--- START Input records ---

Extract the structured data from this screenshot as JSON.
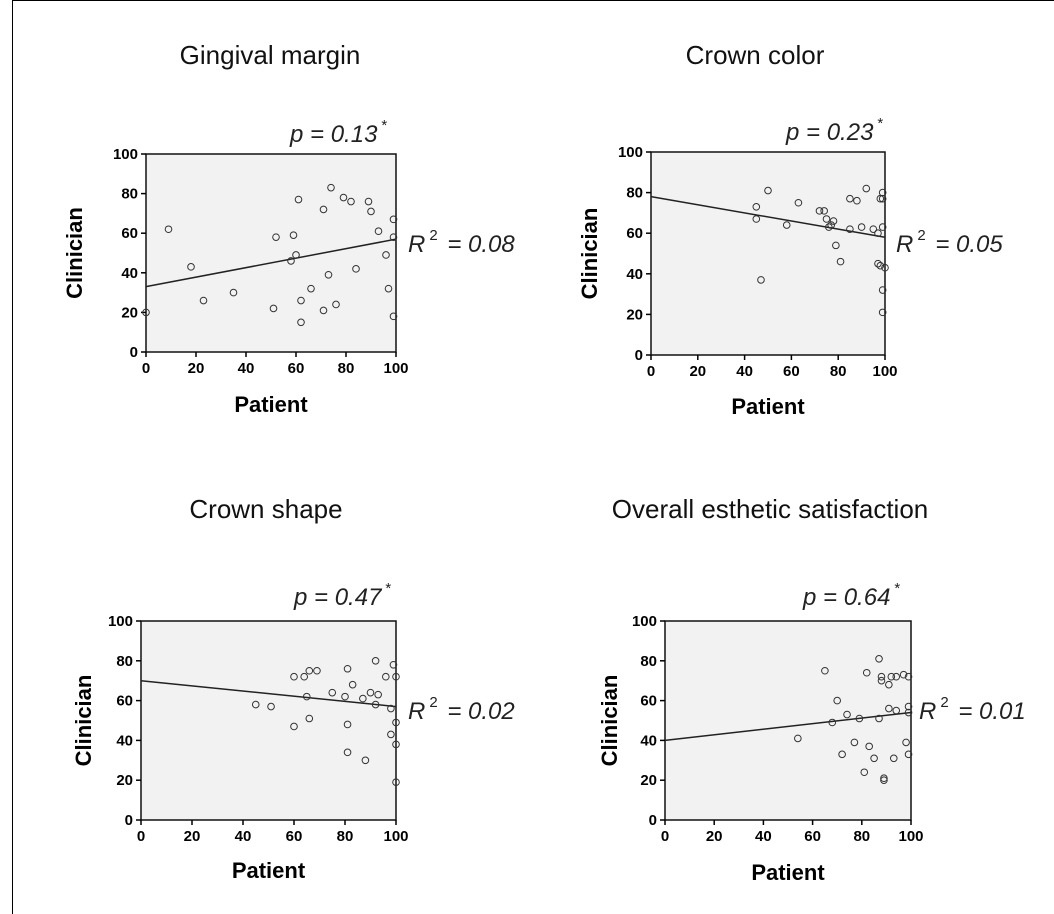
{
  "chart_data": [
    {
      "type": "scatter",
      "title": "Gingival margin",
      "xlabel": "Patient",
      "ylabel": "Clinician",
      "xlim": [
        0,
        100
      ],
      "ylim": [
        0,
        100
      ],
      "xticks": [
        "0",
        "20",
        "40",
        "60",
        "80",
        "100"
      ],
      "yticks": [
        "0",
        "20",
        "40",
        "60",
        "80",
        "100"
      ],
      "p_label": "p = 0.13",
      "r2_prefix": "R",
      "r2_exp": "2",
      "r2_value": "= 0.08",
      "star": "*",
      "fit_line": {
        "y_at_x0": 33,
        "y_at_x100": 57
      },
      "points": [
        [
          0,
          20
        ],
        [
          9,
          62
        ],
        [
          18,
          43
        ],
        [
          23,
          26
        ],
        [
          35,
          30
        ],
        [
          51,
          22
        ],
        [
          52,
          58
        ],
        [
          58,
          46
        ],
        [
          59,
          59
        ],
        [
          60,
          49
        ],
        [
          61,
          77
        ],
        [
          62,
          26
        ],
        [
          62,
          15
        ],
        [
          66,
          32
        ],
        [
          71,
          72
        ],
        [
          71,
          21
        ],
        [
          73,
          39
        ],
        [
          74,
          83
        ],
        [
          76,
          24
        ],
        [
          79,
          78
        ],
        [
          82,
          76
        ],
        [
          84,
          42
        ],
        [
          89,
          76
        ],
        [
          90,
          71
        ],
        [
          93,
          61
        ],
        [
          96,
          49
        ],
        [
          97,
          32
        ],
        [
          99,
          58
        ],
        [
          99,
          67
        ],
        [
          99,
          18
        ]
      ]
    },
    {
      "type": "scatter",
      "title": "Crown color",
      "xlabel": "Patient",
      "ylabel": "Clinician",
      "xlim": [
        0,
        100
      ],
      "ylim": [
        0,
        100
      ],
      "xticks": [
        "0",
        "20",
        "40",
        "60",
        "80",
        "100"
      ],
      "yticks": [
        "0",
        "20",
        "40",
        "60",
        "80",
        "100"
      ],
      "p_label": "p = 0.23",
      "r2_prefix": "R",
      "r2_exp": "2",
      "r2_value": "= 0.05",
      "star": "*",
      "fit_line": {
        "y_at_x0": 78,
        "y_at_x100": 58
      },
      "points": [
        [
          45,
          73
        ],
        [
          45,
          67
        ],
        [
          47,
          37
        ],
        [
          50,
          81
        ],
        [
          58,
          64
        ],
        [
          63,
          75
        ],
        [
          72,
          71
        ],
        [
          74,
          71
        ],
        [
          75,
          67
        ],
        [
          76,
          63
        ],
        [
          77,
          64
        ],
        [
          78,
          66
        ],
        [
          79,
          54
        ],
        [
          81,
          46
        ],
        [
          85,
          77
        ],
        [
          85,
          62
        ],
        [
          88,
          76
        ],
        [
          90,
          63
        ],
        [
          92,
          82
        ],
        [
          95,
          62
        ],
        [
          97,
          45
        ],
        [
          97,
          60
        ],
        [
          98,
          44
        ],
        [
          98,
          77
        ],
        [
          99,
          80
        ],
        [
          99,
          77
        ],
        [
          99,
          63
        ],
        [
          100,
          43
        ],
        [
          99,
          32
        ],
        [
          99,
          21
        ]
      ]
    },
    {
      "type": "scatter",
      "title": "Crown shape",
      "xlabel": "Patient",
      "ylabel": "Clinician",
      "xlim": [
        0,
        100
      ],
      "ylim": [
        0,
        100
      ],
      "xticks": [
        "0",
        "20",
        "40",
        "60",
        "80",
        "100"
      ],
      "yticks": [
        "0",
        "20",
        "40",
        "60",
        "80",
        "100"
      ],
      "p_label": "p = 0.47",
      "r2_prefix": "R",
      "r2_exp": "2",
      "r2_value": "= 0.02",
      "star": "*",
      "fit_line": {
        "y_at_x0": 70,
        "y_at_x100": 57
      },
      "points": [
        [
          45,
          58
        ],
        [
          51,
          57
        ],
        [
          60,
          72
        ],
        [
          60,
          47
        ],
        [
          64,
          72
        ],
        [
          65,
          62
        ],
        [
          66,
          75
        ],
        [
          66,
          51
        ],
        [
          69,
          75
        ],
        [
          75,
          64
        ],
        [
          80,
          62
        ],
        [
          81,
          76
        ],
        [
          81,
          48
        ],
        [
          81,
          34
        ],
        [
          83,
          68
        ],
        [
          87,
          61
        ],
        [
          88,
          30
        ],
        [
          90,
          64
        ],
        [
          92,
          80
        ],
        [
          92,
          58
        ],
        [
          93,
          63
        ],
        [
          96,
          72
        ],
        [
          98,
          56
        ],
        [
          98,
          43
        ],
        [
          99,
          78
        ],
        [
          100,
          72
        ],
        [
          100,
          49
        ],
        [
          100,
          38
        ],
        [
          100,
          19
        ]
      ]
    },
    {
      "type": "scatter",
      "title": "Overall esthetic satisfaction",
      "xlabel": "Patient",
      "ylabel": "Clinician",
      "xlim": [
        0,
        100
      ],
      "ylim": [
        0,
        100
      ],
      "xticks": [
        "0",
        "20",
        "40",
        "60",
        "80",
        "100"
      ],
      "yticks": [
        "0",
        "20",
        "40",
        "60",
        "80",
        "100"
      ],
      "p_label": "p = 0.64",
      "r2_prefix": "R",
      "r2_exp": "2",
      "r2_value": "= 0.01",
      "star": "*",
      "fit_line": {
        "y_at_x0": 40,
        "y_at_x100": 54
      },
      "points": [
        [
          54,
          41
        ],
        [
          65,
          75
        ],
        [
          68,
          49
        ],
        [
          70,
          60
        ],
        [
          72,
          33
        ],
        [
          74,
          53
        ],
        [
          77,
          39
        ],
        [
          79,
          51
        ],
        [
          81,
          24
        ],
        [
          82,
          74
        ],
        [
          83,
          37
        ],
        [
          85,
          31
        ],
        [
          87,
          81
        ],
        [
          87,
          51
        ],
        [
          88,
          72
        ],
        [
          88,
          70
        ],
        [
          89,
          21
        ],
        [
          89,
          20
        ],
        [
          91,
          56
        ],
        [
          91,
          68
        ],
        [
          92,
          72
        ],
        [
          93,
          31
        ],
        [
          94,
          55
        ],
        [
          94,
          72
        ],
        [
          97,
          73
        ],
        [
          98,
          39
        ],
        [
          99,
          72
        ],
        [
          99,
          57
        ],
        [
          99,
          54
        ],
        [
          99,
          33
        ]
      ]
    }
  ]
}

--- END Input records ---

Aim - Gather up the lines that contain the word "Crown".

Result for this exercise -
      "title": "Crown color",
      "title": "Crown shape",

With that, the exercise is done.